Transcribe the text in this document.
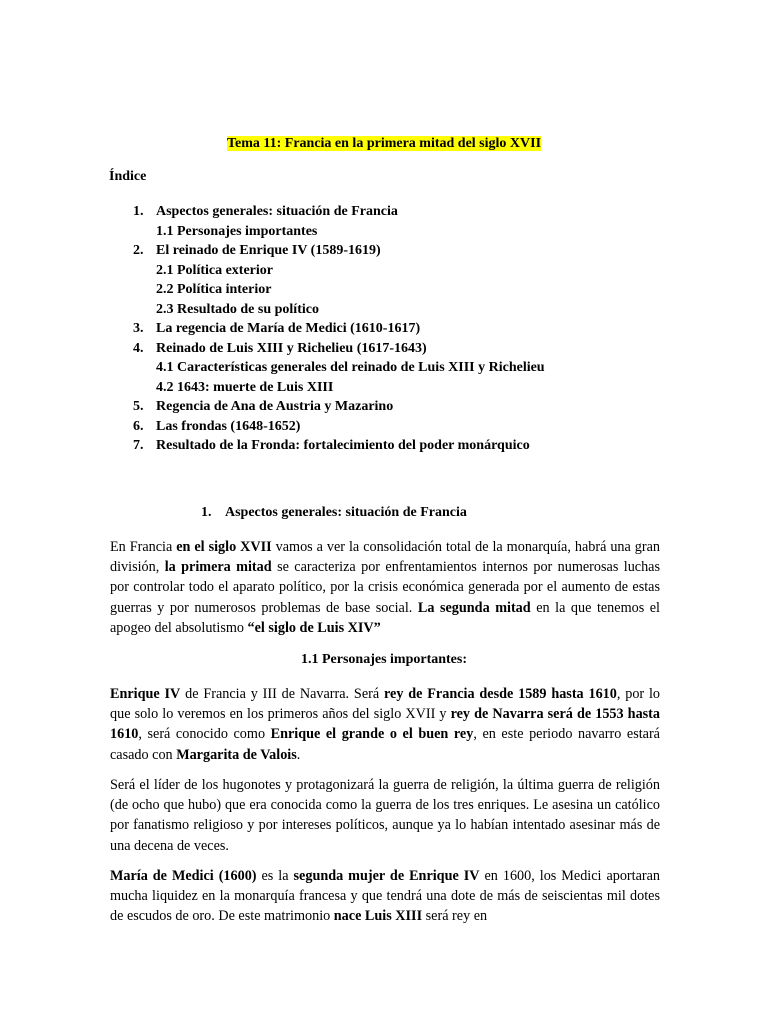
Tema 11: Francia en la primera mitad del siglo XVII
Índice
1. Aspectos generales: situación de Francia
1.1 Personajes importantes
2. El reinado de Enrique IV (1589-1619)
2.1 Política exterior
2.2 Política interior
2.3 Resultado de su político
3. La regencia de María de Medici (1610-1617)
4. Reinado de Luis XIII y Richelieu (1617-1643)
4.1 Características generales del reinado de Luis XIII y Richelieu
4.2 1643: muerte de Luis XIII
5. Regencia de Ana de Austria y Mazarino
6. Las frondas (1648-1652)
7. Resultado de la Fronda: fortalecimiento del poder monárquico
1. Aspectos generales: situación de Francia
En Francia en el siglo XVII vamos a ver la consolidación total de la monarquía, habrá una gran división, la primera mitad se caracteriza por enfrentamientos internos por numerosas luchas por controlar todo el aparato político, por la crisis económica generada por el aumento de estas guerras y por numerosos problemas de base social. La segunda mitad en la que tenemos el apogeo del absolutismo “el siglo de Luis XIV”
1.1 Personajes importantes:
Enrique IV de Francia y III de Navarra. Será rey de Francia desde 1589 hasta 1610, por lo que solo lo veremos en los primeros años del siglo XVII y rey de Navarra será de 1553 hasta 1610, será conocido como Enrique el grande o el buen rey, en este periodo navarro estará casado con Margarita de Valois.
Será el líder de los hugonotes y protagonizará la guerra de religión, la última guerra de religión (de ocho que hubo) que era conocida como la guerra de los tres enriques. Le asesina un católico por fanatismo religioso y por intereses políticos, aunque ya lo habían intentado asesinar más de una decena de veces.
María de Medici (1600) es la segunda mujer de Enrique IV en 1600, los Medici aportaran mucha liquidez en la monarquía francesa y que tendrá una dote de más de seiscientas mil dotes de escudos de oro. De este matrimonio nace Luis XIII será rey en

^^^^

From the listing above, collect each line in which the string "María" appears.

Task answer:
3. La regencia de María de Medici (1610-1617)
María de Medici (1600) es la segunda mujer de Enrique IV en 1600, los Medici aportaran mucha liquidez en la monarquía francesa y que tendrá una dote de más de seiscientas mil dotes de escudos de oro. De este matrimonio nace Luis XIII será rey en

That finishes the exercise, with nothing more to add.